— Start ENTRIES SHOWN —

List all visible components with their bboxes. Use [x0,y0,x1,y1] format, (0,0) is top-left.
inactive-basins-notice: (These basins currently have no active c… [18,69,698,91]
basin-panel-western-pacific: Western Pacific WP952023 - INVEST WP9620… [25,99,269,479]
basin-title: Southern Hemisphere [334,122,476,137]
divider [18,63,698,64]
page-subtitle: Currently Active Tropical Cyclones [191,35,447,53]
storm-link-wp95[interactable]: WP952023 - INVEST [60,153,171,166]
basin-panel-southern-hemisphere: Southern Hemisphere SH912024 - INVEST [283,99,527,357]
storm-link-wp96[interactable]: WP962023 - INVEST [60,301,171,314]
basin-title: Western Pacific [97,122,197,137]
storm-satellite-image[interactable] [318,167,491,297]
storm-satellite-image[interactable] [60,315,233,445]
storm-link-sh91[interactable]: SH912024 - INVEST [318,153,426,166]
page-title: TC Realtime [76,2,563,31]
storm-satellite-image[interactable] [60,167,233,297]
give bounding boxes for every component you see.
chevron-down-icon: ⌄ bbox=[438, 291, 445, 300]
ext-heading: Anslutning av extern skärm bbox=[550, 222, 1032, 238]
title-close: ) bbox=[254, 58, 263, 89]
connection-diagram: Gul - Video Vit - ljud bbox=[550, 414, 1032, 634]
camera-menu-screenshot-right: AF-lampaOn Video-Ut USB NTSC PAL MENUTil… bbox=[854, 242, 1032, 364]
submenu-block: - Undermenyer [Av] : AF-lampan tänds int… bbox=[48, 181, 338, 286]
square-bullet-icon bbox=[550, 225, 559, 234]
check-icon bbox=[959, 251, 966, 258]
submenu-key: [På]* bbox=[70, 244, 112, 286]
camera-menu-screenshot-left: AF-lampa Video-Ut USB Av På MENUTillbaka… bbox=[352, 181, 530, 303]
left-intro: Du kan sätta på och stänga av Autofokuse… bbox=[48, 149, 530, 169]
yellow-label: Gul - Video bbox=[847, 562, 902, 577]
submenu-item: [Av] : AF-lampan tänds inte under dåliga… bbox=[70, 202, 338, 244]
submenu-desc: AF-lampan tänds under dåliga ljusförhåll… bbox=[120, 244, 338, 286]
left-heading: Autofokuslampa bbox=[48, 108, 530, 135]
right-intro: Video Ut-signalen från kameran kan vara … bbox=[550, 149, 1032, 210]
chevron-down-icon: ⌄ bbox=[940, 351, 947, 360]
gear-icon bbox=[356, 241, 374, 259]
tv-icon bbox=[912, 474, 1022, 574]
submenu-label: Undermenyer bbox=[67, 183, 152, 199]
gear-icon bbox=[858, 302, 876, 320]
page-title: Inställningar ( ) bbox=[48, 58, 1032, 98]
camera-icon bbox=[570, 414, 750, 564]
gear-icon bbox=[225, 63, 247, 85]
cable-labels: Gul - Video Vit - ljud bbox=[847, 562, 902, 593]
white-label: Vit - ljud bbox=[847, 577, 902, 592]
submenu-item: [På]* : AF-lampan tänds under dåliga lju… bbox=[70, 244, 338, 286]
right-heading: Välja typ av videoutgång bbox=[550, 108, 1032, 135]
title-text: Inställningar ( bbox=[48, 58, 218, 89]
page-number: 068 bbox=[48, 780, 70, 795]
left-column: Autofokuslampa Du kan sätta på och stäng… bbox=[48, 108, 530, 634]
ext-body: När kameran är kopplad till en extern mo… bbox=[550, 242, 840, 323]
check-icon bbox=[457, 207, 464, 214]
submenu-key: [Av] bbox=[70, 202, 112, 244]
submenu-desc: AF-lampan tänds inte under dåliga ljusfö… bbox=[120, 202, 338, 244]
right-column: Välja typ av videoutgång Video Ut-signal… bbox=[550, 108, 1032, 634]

— End ENTRIES SHOWN —

→ INSTRUCTIONS FOR THE TASK
Select every line above that contains the string "submenu", and copy each one.

→ THE RESPONSE
submenu-block: - Undermenyer [Av] : AF-lampan tänds int… bbox=[48, 181, 338, 286]
submenu-key: [På]* bbox=[70, 244, 112, 286]
submenu-item: [Av] : AF-lampan tänds inte under dåliga… bbox=[70, 202, 338, 244]
submenu-desc: AF-lampan tänds under dåliga ljusförhåll… bbox=[120, 244, 338, 286]
submenu-label: Undermenyer bbox=[67, 183, 152, 199]
submenu-item: [På]* : AF-lampan tänds under dåliga lju… bbox=[70, 244, 338, 286]
submenu-key: [Av] bbox=[70, 202, 112, 244]
submenu-desc: AF-lampan tänds inte under dåliga ljusfö… bbox=[120, 202, 338, 244]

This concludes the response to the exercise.